**WHAT IS NEEDED**. Exclude all pictures, then copy each of the records exactly as written.

[Part of a data file]
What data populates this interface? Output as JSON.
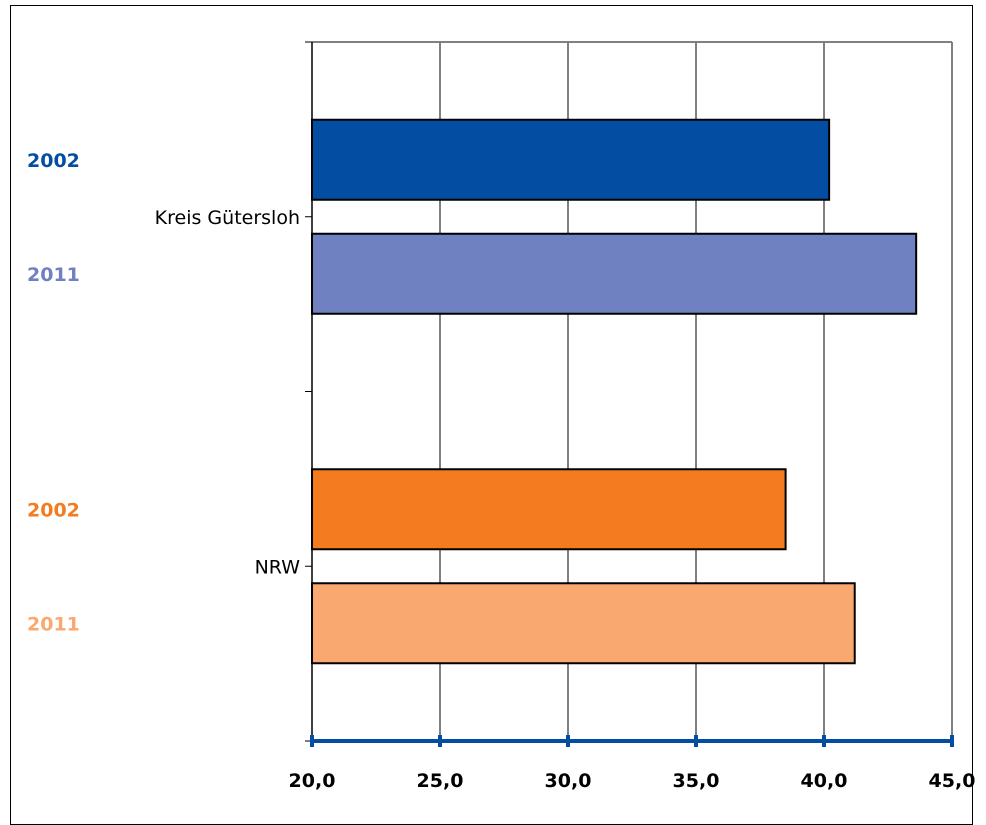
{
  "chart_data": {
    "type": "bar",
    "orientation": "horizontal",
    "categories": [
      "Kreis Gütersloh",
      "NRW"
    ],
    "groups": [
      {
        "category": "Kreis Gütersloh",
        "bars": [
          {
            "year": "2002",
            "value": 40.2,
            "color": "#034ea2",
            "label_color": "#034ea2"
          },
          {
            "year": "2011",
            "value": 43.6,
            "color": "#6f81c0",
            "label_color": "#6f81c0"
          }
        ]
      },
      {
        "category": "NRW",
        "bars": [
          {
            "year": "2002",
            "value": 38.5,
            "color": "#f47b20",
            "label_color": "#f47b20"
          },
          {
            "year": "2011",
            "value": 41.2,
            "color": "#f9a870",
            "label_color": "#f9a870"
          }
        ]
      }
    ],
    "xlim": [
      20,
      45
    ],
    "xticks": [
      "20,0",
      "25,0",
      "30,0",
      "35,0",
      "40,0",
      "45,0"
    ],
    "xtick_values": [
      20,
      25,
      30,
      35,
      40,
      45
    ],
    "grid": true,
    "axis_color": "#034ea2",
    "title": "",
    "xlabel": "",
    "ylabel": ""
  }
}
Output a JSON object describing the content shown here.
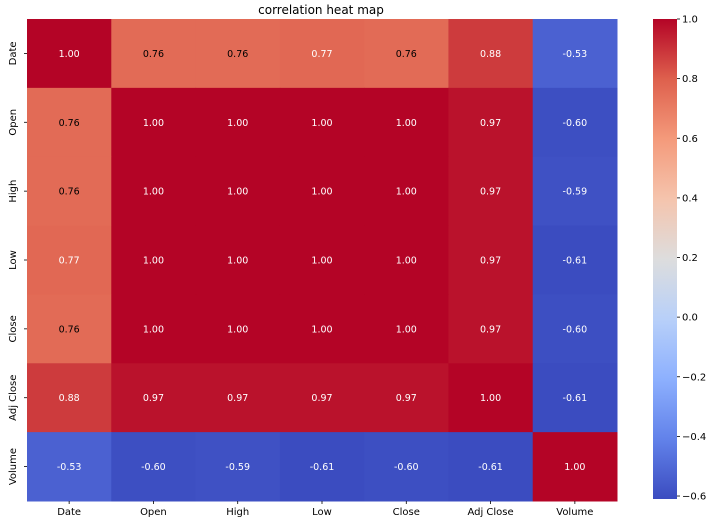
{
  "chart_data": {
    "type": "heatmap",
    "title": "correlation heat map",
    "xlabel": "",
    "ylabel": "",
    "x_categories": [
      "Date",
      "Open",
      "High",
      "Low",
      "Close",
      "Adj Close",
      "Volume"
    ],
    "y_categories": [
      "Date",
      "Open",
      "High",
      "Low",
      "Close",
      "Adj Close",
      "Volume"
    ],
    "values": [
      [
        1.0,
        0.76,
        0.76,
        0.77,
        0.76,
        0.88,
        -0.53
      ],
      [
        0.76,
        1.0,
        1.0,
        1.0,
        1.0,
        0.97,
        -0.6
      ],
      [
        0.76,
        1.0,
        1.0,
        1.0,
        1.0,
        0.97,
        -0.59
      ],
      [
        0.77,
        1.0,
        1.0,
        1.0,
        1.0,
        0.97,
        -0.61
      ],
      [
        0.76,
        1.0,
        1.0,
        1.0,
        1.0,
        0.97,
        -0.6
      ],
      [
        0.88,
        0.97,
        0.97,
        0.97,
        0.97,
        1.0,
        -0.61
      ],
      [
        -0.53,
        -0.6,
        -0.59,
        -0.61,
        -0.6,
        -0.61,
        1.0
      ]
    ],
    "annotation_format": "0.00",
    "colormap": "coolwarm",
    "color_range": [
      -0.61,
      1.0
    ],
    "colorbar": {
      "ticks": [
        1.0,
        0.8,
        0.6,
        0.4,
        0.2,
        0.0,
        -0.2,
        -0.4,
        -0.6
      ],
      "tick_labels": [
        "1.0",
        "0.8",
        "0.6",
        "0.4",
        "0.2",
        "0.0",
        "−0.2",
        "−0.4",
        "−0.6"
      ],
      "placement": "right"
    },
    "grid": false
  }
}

**THE COMPLETED TASK**.
What data populates this interface? Output as JSON.
{
  "chart_data": {
    "type": "bar",
    "orientation": "horizontal",
    "categories": [
      "Kreis Gütersloh",
      "NRW"
    ],
    "groups": [
      {
        "category": "Kreis Gütersloh",
        "bars": [
          {
            "year": "2002",
            "value": 40.2,
            "color": "#034ea2",
            "label_color": "#034ea2"
          },
          {
            "year": "2011",
            "value": 43.6,
            "color": "#6f81c0",
            "label_color": "#6f81c0"
          }
        ]
      },
      {
        "category": "NRW",
        "bars": [
          {
            "year": "2002",
            "value": 38.5,
            "color": "#f47b20",
            "label_color": "#f47b20"
          },
          {
            "year": "2011",
            "value": 41.2,
            "color": "#f9a870",
            "label_color": "#f9a870"
          }
        ]
      }
    ],
    "xlim": [
      20,
      45
    ],
    "xticks": [
      "20,0",
      "25,0",
      "30,0",
      "35,0",
      "40,0",
      "45,0"
    ],
    "xtick_values": [
      20,
      25,
      30,
      35,
      40,
      45
    ],
    "grid": true,
    "axis_color": "#034ea2",
    "title": "",
    "xlabel": "",
    "ylabel": ""
  }
}
Output a JSON object describing the content shown here.
{
  "chart_data": {
    "type": "heatmap",
    "title": "correlation heat map",
    "xlabel": "",
    "ylabel": "",
    "x_categories": [
      "Date",
      "Open",
      "High",
      "Low",
      "Close",
      "Adj Close",
      "Volume"
    ],
    "y_categories": [
      "Date",
      "Open",
      "High",
      "Low",
      "Close",
      "Adj Close",
      "Volume"
    ],
    "values": [
      [
        1.0,
        0.76,
        0.76,
        0.77,
        0.76,
        0.88,
        -0.53
      ],
      [
        0.76,
        1.0,
        1.0,
        1.0,
        1.0,
        0.97,
        -0.6
      ],
      [
        0.76,
        1.0,
        1.0,
        1.0,
        1.0,
        0.97,
        -0.59
      ],
      [
        0.77,
        1.0,
        1.0,
        1.0,
        1.0,
        0.97,
        -0.61
      ],
      [
        0.76,
        1.0,
        1.0,
        1.0,
        1.0,
        0.97,
        -0.6
      ],
      [
        0.88,
        0.97,
        0.97,
        0.97,
        0.97,
        1.0,
        -0.61
      ],
      [
        -0.53,
        -0.6,
        -0.59,
        -0.61,
        -0.6,
        -0.61,
        1.0
      ]
    ],
    "annotation_format": "0.00",
    "colormap": "coolwarm",
    "color_range": [
      -0.61,
      1.0
    ],
    "colorbar": {
      "ticks": [
        1.0,
        0.8,
        0.6,
        0.4,
        0.2,
        0.0,
        -0.2,
        -0.4,
        -0.6
      ],
      "tick_labels": [
        "1.0",
        "0.8",
        "0.6",
        "0.4",
        "0.2",
        "0.0",
        "−0.2",
        "−0.4",
        "−0.6"
      ],
      "placement": "right"
    },
    "grid": false
  }
}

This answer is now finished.